**Aim of the task**
Write out all the material exactly. Leave nothing out.

**Data rows**
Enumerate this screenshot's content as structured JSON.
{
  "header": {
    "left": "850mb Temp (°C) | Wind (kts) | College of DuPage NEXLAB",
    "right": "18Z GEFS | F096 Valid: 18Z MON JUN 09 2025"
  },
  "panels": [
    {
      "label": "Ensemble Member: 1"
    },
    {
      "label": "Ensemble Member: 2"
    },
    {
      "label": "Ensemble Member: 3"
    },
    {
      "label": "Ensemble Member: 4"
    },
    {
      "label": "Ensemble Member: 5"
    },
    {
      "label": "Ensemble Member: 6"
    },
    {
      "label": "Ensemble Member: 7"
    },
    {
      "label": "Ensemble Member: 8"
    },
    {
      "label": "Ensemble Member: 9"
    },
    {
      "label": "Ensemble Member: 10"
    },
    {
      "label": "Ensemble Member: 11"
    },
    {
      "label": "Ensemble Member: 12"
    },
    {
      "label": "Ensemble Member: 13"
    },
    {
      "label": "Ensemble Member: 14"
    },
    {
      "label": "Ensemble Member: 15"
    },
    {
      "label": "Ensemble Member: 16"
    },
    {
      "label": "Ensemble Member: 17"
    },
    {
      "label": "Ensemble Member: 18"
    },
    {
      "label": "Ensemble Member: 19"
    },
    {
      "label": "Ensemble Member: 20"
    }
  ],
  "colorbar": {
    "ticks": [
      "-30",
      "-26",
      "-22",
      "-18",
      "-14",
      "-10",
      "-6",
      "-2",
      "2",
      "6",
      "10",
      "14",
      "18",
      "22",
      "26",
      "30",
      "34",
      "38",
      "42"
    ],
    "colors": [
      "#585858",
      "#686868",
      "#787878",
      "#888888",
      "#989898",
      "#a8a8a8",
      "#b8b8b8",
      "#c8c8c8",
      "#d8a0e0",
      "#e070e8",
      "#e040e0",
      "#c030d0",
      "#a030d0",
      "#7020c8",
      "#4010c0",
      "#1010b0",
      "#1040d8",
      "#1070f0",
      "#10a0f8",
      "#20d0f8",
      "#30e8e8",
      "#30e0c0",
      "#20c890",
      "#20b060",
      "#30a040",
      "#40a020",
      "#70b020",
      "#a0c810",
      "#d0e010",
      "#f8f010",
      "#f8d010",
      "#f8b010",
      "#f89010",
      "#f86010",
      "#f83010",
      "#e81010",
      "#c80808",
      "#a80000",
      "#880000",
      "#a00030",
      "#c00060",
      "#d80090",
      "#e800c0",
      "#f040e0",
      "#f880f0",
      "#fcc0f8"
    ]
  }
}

**Answer below**
Enumerate this screenshot's content as structured JSON.
{
  "header": {
    "left": "850mb Temp (°C) | Wind (kts) | College of DuPage NEXLAB",
    "right": "18Z GEFS | F096 Valid: 18Z MON JUN 09 2025"
  },
  "panels": [
    {
      "label": "Ensemble Member: 1"
    },
    {
      "label": "Ensemble Member: 2"
    },
    {
      "label": "Ensemble Member: 3"
    },
    {
      "label": "Ensemble Member: 4"
    },
    {
      "label": "Ensemble Member: 5"
    },
    {
      "label": "Ensemble Member: 6"
    },
    {
      "label": "Ensemble Member: 7"
    },
    {
      "label": "Ensemble Member: 8"
    },
    {
      "label": "Ensemble Member: 9"
    },
    {
      "label": "Ensemble Member: 10"
    },
    {
      "label": "Ensemble Member: 11"
    },
    {
      "label": "Ensemble Member: 12"
    },
    {
      "label": "Ensemble Member: 13"
    },
    {
      "label": "Ensemble Member: 14"
    },
    {
      "label": "Ensemble Member: 15"
    },
    {
      "label": "Ensemble Member: 16"
    },
    {
      "label": "Ensemble Member: 17"
    },
    {
      "label": "Ensemble Member: 18"
    },
    {
      "label": "Ensemble Member: 19"
    },
    {
      "label": "Ensemble Member: 20"
    }
  ],
  "colorbar": {
    "ticks": [
      "-30",
      "-26",
      "-22",
      "-18",
      "-14",
      "-10",
      "-6",
      "-2",
      "2",
      "6",
      "10",
      "14",
      "18",
      "22",
      "26",
      "30",
      "34",
      "38",
      "42"
    ],
    "colors": [
      "#585858",
      "#686868",
      "#787878",
      "#888888",
      "#989898",
      "#a8a8a8",
      "#b8b8b8",
      "#c8c8c8",
      "#d8a0e0",
      "#e070e8",
      "#e040e0",
      "#c030d0",
      "#a030d0",
      "#7020c8",
      "#4010c0",
      "#1010b0",
      "#1040d8",
      "#1070f0",
      "#10a0f8",
      "#20d0f8",
      "#30e8e8",
      "#30e0c0",
      "#20c890",
      "#20b060",
      "#30a040",
      "#40a020",
      "#70b020",
      "#a0c810",
      "#d0e010",
      "#f8f010",
      "#f8d010",
      "#f8b010",
      "#f89010",
      "#f86010",
      "#f83010",
      "#e81010",
      "#c80808",
      "#a80000",
      "#880000",
      "#a00030",
      "#c00060",
      "#d80090",
      "#e800c0",
      "#f040e0",
      "#f880f0",
      "#fcc0f8"
    ]
  }
}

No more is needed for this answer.